Text for analysis:
Y RNA

Y RNA
Identifiers
SymbolY_RNA
Alt. SymbolsY1; Y3; Y4; Y5
RfamRF00019
Other data
RNA typeGene
Domain(s)Eukaryota
SOSO:0000405
PDB structuresPDBe

Y RNAs are small non-coding RNAs. They are components of the Ro60 ribonucleoprotein particle[1] which is a target of autoimmune antibodies in patients with systemic lupus erythematosus.[2] They are also reported to be necessary for DNA replication through interactions with chromatin and initiation proteins.[3][4] However, mouse embryonic stem cells lacking Y RNAs are viable and have normal cell cycles.[5]

Structure[edit]

These small RNAs are predicted to fold into a conserved stem formed by the RNA's 3′ and 5′ ends and characterized by a single bulged cytosine, which are the known requirements for Ro binding.[6][7][8]

Function[edit]

Two functions have been described for Y RNAs in the literature: As a repressor of Ro60, and as an initiation factor for DNA replication. Mutant human Y RNAs lacking the conserved binding site for Ro60 protein still support DNA replication,[3] indicating that binding to Ro protein and promoting DNA replication are two separable functions of Y RNAs. Although Y RNA-derived small RNAs are similar in size to microRNAs, it has been shown that these Y RNA fragments are not involved in the microRNA pathway.[9]

The Ro autoantigen protein (white) binds the end of a double-stranded Y RNA (red) and a single stranded RNA (blue). (PDB: 1YVP​).[6]

Ro60 Inhibition[edit]

In its free state, Ro binds to a variety of misfolded RNAs including misfolded 5S rRNAs, and is thought to act as some sort of quality control mechanism.[10] Crystal structures of Ro complexed either with Y RNA or another RNA showed that Ro binds single-stranded 3′ ends of RNAs relatively nonspecifically, whereas Y RNA binds specifically at a second site that regulates access of other RNAs.[6] In Deinococcus, free Ro has also been shown to function in 23S rRNA maturation.[11] In Deinococcus, mutants lacking Y RNA are viable, and Y RNA appears to be unstable except when complexed with Ro.[11]

DNA replication initiation[edit]

Human Y RNAs are functionally required for DNA replication.[3] Biochemical fractionation and reconstitution experiments have established a functional requirement of human Y RNAs for chromosomal DNA replication in isolated vertebrate cell nuclei in vitro[3] and specific degradation of human Y RNAs inhibits DNA replication in vitro, and in intact cells in vivo.[3] Y RNA function is thought to be mediated via interactions with chromatin and initiation proteins (including the origin recognition complex)[4]

In human pathology[edit]

Y RNAs are overexpressed in some human tumours and are required for cell proliferation[12] and small, microRNA-sized breakdown products may be involved in autoimmunity and other pathological conditions.[13] Recent work has demonstrated that Y RNAs are modified at their 3′ end by the non-canonical poly(A) polymerase PAPD5, and the short oligo(A) tail added by PAPD5 is a marker for 3′ end processing by the ribonuclease PARN/EXOSC10 or for degradation by the exonuclease DIS3L.[14] Since PARN deficiency causes a severe form of the bone marrow disease Dyskeratosis Congenita as well as pulmonary fibrosis,[15][16] it is possible that defects in Y RNA processing contribute to the severe pathology observed in these patients.

Exercises to complete:
A – Say whether each statement agrees with the Y RNA text, answering yes or no and quoting the text's deciding words: (i) mouse embryonic stem cells lacking Y RNAs can survive; (ii) Y RNA fragments take part in the microRNA pathway; (iii) in Deinococcus, Y RNA is stable without Ro.
B – Repeat the part of the Y RNA text that begins at the words "Y RNAs are overexpressed" and stops after "in these patients.".
The lines that come next have no connection to the Y RNA text.

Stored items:
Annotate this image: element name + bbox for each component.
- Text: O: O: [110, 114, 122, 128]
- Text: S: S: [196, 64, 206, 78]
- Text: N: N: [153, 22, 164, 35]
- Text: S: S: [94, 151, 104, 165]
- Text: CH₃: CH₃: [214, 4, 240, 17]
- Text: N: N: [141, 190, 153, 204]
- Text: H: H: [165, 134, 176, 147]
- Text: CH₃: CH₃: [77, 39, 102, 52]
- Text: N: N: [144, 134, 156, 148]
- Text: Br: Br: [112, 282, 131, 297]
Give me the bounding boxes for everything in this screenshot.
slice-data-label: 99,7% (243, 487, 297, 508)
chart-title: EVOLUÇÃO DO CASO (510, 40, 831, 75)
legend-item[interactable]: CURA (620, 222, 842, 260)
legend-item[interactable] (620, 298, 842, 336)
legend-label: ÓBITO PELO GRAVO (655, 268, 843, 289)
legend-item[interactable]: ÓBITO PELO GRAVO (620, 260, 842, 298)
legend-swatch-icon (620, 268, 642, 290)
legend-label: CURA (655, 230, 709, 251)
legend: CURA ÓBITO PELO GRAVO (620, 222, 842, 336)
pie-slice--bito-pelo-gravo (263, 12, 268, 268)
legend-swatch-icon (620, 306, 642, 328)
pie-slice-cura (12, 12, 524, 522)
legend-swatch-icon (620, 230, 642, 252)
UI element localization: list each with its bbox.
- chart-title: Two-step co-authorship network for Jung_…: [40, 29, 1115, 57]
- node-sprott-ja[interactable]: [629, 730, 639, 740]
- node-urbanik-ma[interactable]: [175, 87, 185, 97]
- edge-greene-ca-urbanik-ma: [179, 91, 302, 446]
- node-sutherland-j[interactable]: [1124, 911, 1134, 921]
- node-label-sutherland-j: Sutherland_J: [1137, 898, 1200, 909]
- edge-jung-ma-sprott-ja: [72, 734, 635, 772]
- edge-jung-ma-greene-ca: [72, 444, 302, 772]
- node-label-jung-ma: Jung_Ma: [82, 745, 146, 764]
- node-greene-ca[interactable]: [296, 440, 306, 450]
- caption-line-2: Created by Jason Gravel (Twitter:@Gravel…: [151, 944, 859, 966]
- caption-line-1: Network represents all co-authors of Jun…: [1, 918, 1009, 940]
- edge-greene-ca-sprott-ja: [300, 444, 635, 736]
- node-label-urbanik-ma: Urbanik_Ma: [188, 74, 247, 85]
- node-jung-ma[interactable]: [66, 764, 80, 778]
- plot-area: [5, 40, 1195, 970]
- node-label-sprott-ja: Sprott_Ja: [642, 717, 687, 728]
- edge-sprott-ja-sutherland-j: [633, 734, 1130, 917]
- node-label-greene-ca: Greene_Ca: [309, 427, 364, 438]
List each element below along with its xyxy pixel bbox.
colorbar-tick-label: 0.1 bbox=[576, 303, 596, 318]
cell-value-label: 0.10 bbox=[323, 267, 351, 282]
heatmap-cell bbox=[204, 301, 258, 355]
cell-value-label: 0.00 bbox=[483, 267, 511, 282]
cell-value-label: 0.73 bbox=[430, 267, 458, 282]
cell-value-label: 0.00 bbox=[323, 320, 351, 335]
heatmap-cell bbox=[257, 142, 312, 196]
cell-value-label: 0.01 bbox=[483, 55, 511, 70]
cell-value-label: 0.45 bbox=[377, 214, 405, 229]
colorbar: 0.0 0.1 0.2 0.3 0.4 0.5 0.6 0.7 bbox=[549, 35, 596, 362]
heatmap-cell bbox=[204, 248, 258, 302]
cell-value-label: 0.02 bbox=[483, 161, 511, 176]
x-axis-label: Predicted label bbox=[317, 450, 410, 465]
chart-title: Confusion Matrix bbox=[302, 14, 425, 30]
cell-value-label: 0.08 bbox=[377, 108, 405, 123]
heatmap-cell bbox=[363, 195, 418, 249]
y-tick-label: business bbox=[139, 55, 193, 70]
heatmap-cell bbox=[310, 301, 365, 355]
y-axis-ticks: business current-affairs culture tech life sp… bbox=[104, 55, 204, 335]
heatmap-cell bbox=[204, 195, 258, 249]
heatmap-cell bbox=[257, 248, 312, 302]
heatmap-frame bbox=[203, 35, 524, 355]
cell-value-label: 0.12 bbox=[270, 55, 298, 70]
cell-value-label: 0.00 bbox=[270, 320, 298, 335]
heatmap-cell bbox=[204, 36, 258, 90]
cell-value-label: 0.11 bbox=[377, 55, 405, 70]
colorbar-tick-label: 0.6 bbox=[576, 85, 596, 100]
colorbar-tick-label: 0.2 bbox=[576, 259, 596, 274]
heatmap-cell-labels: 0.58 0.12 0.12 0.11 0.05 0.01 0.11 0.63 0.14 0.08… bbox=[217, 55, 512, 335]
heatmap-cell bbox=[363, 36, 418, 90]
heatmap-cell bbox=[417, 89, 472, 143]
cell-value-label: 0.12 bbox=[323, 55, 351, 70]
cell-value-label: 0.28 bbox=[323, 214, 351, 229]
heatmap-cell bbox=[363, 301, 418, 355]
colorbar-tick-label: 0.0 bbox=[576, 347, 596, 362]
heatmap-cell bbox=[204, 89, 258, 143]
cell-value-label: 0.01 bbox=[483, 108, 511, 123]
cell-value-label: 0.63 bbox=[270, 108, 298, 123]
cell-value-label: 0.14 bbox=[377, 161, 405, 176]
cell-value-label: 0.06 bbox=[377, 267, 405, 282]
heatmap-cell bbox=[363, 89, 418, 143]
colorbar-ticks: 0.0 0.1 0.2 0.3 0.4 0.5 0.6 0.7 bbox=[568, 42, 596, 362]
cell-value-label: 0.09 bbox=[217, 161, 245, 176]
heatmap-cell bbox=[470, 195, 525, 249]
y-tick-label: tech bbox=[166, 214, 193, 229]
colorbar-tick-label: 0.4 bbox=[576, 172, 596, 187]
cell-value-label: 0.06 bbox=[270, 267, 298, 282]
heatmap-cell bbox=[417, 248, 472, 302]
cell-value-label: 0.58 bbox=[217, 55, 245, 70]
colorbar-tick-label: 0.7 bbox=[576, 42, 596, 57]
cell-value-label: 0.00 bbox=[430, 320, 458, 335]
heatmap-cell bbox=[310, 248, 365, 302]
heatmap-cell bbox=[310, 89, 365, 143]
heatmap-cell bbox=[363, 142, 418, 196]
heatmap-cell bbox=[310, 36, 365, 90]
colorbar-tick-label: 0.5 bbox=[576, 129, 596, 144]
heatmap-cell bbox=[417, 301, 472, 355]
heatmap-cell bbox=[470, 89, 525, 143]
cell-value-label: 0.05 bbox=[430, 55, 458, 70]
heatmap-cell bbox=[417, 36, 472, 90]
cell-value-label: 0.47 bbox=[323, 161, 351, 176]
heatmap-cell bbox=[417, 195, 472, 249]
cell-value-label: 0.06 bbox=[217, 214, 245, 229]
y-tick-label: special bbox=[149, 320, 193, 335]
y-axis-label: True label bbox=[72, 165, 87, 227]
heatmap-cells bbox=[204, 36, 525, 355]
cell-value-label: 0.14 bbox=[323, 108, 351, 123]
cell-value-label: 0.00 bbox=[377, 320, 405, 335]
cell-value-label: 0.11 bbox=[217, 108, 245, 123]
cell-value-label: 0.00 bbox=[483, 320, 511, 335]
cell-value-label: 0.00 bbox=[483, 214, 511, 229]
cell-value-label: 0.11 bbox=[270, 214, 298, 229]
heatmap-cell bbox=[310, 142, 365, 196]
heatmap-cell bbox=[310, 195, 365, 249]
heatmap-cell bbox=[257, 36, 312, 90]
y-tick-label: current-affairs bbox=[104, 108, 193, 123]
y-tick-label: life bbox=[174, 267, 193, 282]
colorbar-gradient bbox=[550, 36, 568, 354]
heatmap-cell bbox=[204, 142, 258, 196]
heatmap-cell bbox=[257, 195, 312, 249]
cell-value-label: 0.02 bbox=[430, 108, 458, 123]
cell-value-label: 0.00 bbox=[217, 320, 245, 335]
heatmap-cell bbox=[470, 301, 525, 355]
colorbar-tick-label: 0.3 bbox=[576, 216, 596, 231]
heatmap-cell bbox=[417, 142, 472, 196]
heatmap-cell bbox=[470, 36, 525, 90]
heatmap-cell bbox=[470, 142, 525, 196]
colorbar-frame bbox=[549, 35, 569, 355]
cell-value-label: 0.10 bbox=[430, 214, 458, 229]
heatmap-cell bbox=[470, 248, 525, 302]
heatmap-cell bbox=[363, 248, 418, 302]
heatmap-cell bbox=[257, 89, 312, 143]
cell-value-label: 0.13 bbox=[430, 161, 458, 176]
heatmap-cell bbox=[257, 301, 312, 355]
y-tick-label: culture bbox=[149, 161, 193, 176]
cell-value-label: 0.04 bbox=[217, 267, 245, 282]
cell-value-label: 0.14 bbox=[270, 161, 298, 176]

Answers by item number:
A –
(i) Yes: "mouse embryonic stem cells lacking Y RNAs are viable and have normal cell cycles"
(ii) No: "these Y RNA fragments are not involved in the microRNA pathway"
(iii) No: "Y RNA appears to be unstable except when complexed with Ro"

B –
Y RNAs are overexpressed in some human tumours and are required for cell proliferation[12] and small, microRNA-sized breakdown products may be involved in autoimmunity and other pathological conditions.[13] Recent work has demonstrated that Y RNAs are modified at their 3′ end by the non-canonical poly(A) polymerase PAPD5, and the short oligo(A) tail added by PAPD5 is a marker for 3′ end processing by the ribonuclease PARN/EXOSC10 or for degradation by the exonuclease DIS3L.[14] Since PARN deficiency causes a severe form of the bone marrow disease Dyskeratosis Congenita as well as pulmonary fibrosis,[15][16] it is possible that defects in Y RNA processing contribute to the severe pathology observed in these patients.